原文抜粋 ::
-*-
やはりメタファーの組み合わせは常に同じで一定周期で繰り返す構造が原作ゲームから派生作品まで全て同じと考えられます。
火車切はキャラクター紹介が「魔物除け」だったり、近い時期に「桃のお守り」が来ているのは文久土佐が龍馬の「偽物」であることを考えるとかなり気になるなと。
そして、前回「天国までのシミュレート」と題した考察で触れたんですけど、山姥切伝承の理解に関して「静かの海のパライソ」の「死後為り変り」の理屈で考えるとわかりやすいよと提唱する身としては、死体の扱いが輪廻の世界において重要な意味を持つと考えられますので、火車切の名は更に重要に思われます。
「火車ってのは、死体を奪う地獄行きの車だったり、妖怪だったり。」
火車切自身の刀帳説明でも火車に関してこの「死体を奪う」要素が説明として特に重要視されているように見えます。
仏教的には「罪人の死体を運ぶ、炎が燃え盛る車」みたいな説明もできるので「罪人」「死体を運ぶ」「燃え盛る車」「猫の妖怪」「罪人の死体を奪う猫の妖怪」辺りの表現から選択して「死体を奪う」の説明を頭に持ってきているのは注目どころかなと。
火車切の登場によって、「死体」の扱いが重要になってきた予感がします。
もともと火車切は「異去」の「張番」。
そして我々は異去から「宝物の断片」を持ち帰るわけですが、その断片は演出的には「戦鬼」の乾いて剥がれ落ちた肌だと思われるという考察もしています。
……つまり戦鬼こそ「死体」なのでは。
実は正史ではなかったと後から判明したことにより、歴史という大河の流れから切り離され乾いていく物語。
その死体の肌が宝物の断片となり、我々はその断片を組み合わせて新たにその刀の物語として名前をつける作業をしているということでは?
それこそ、ここで何度も山姥切伝承の事実誤認に関して確認しながら、でもこの本ではこう言われています、この研究者はこういう内容を信じています、この時期には確実にこの名で呼ばれていました、だからこの刀をこの名で呼んでもいいし、別の呼び方をしてもどちらもその刀の物語だから構わないんです、と物語の断片をせっせと集めては長義の物語、国広の物語として組み立てなおしているように。
厚藤四郎と五虎退の回想では、「幸運のお守り」と呼んでいる。
「幸運」は物吉貞宗のメタファーの一つで、物吉くんはやはり以前から「宝」という要素にも関連が強いことも以前からやっています。
この辺考えるとやっぱり似たような時期に実装される刀・極修行が来る刀同士には一定の傾向があって、その傾向はすでに開示されている円環の構造の一部を踏襲していると考えられます。
この件に関してはやはり今年、残り3振りだろうと思われる新刀剣男士の実装と、長義くんや豊前の極が来たらもうちょい細かく分析したいところです。
4.回転する物語
話の性質傾向の回転もしくは回天。
去年、慈伝見てとりあえず言葉遊びでざーっと舞台の傾向を予想して大外ししたんですが(いつもの)。
-*-
原文抜粋に書かれている内容から、次の問いに答えよ。
1. 火車切はもともと何だとされているか。
2. 我々が異去から持ち帰るものは何か。
3. 「幸運」は誰のメタファーの一つとされているか。
この後に置く資料は解答に使わない。

元資料 ::
-*-
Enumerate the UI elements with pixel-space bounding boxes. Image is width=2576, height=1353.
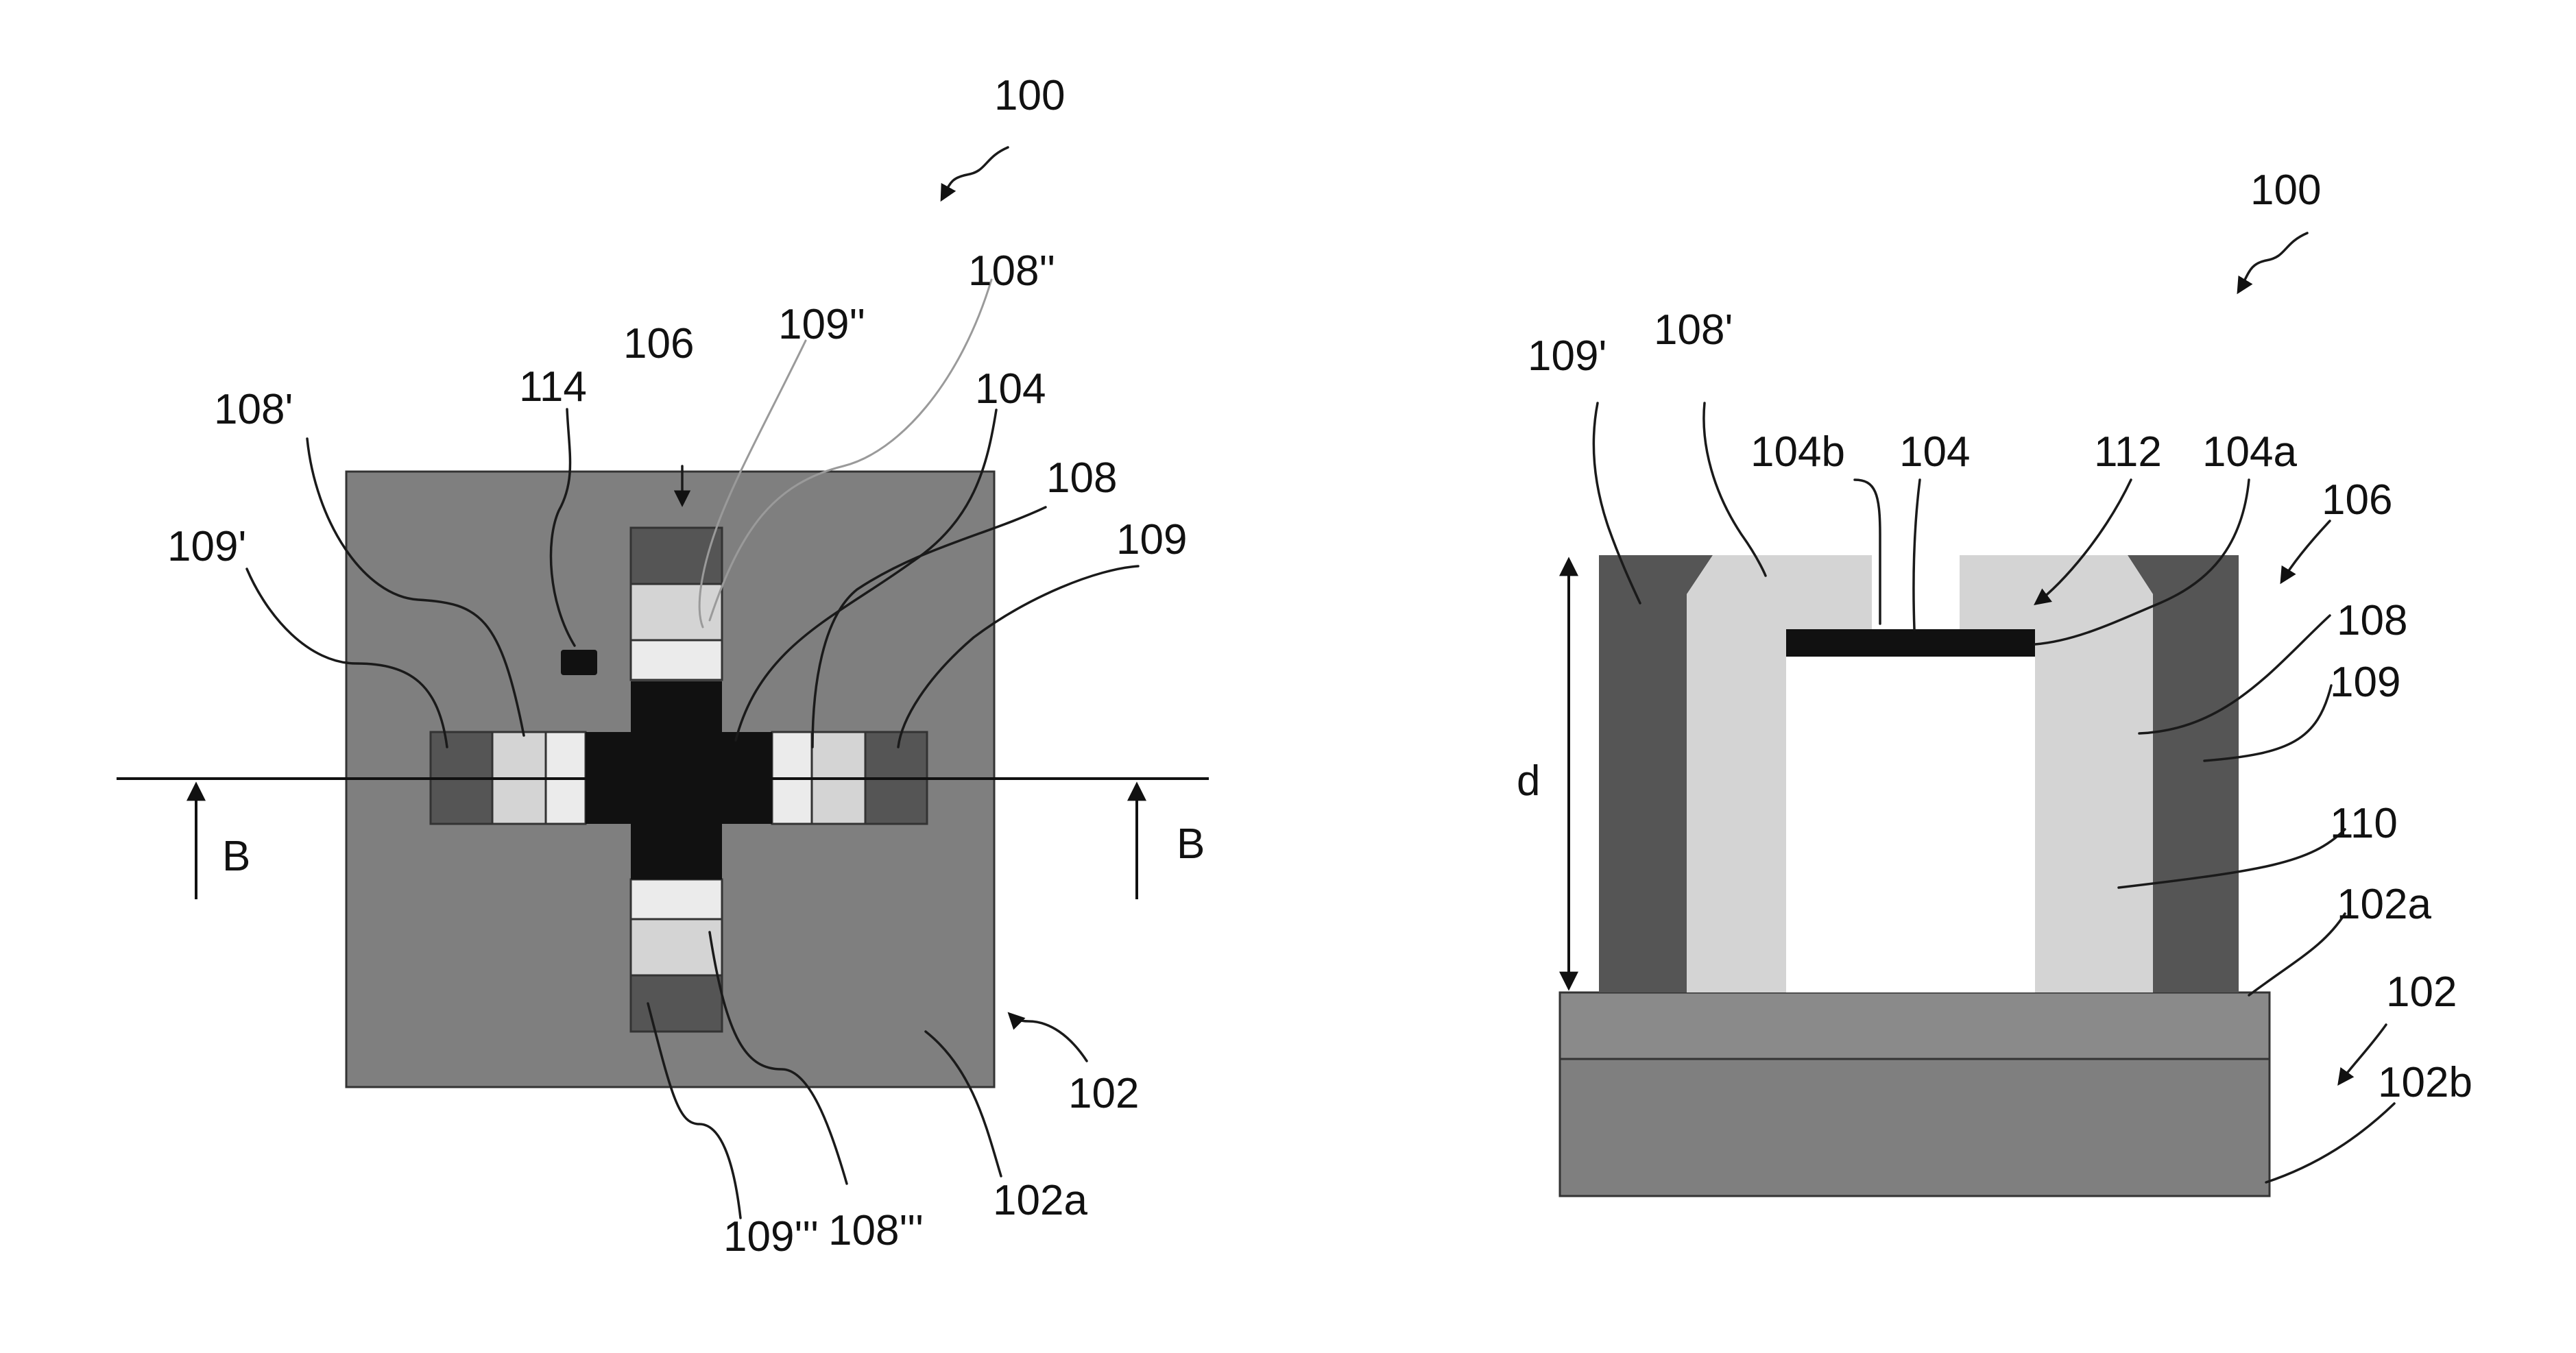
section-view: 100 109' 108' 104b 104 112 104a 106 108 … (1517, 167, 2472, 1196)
-*-
解答 ::
1. 「異去」の「張番」。
2. 「宝物の断片」。
3. 物吉貞宗。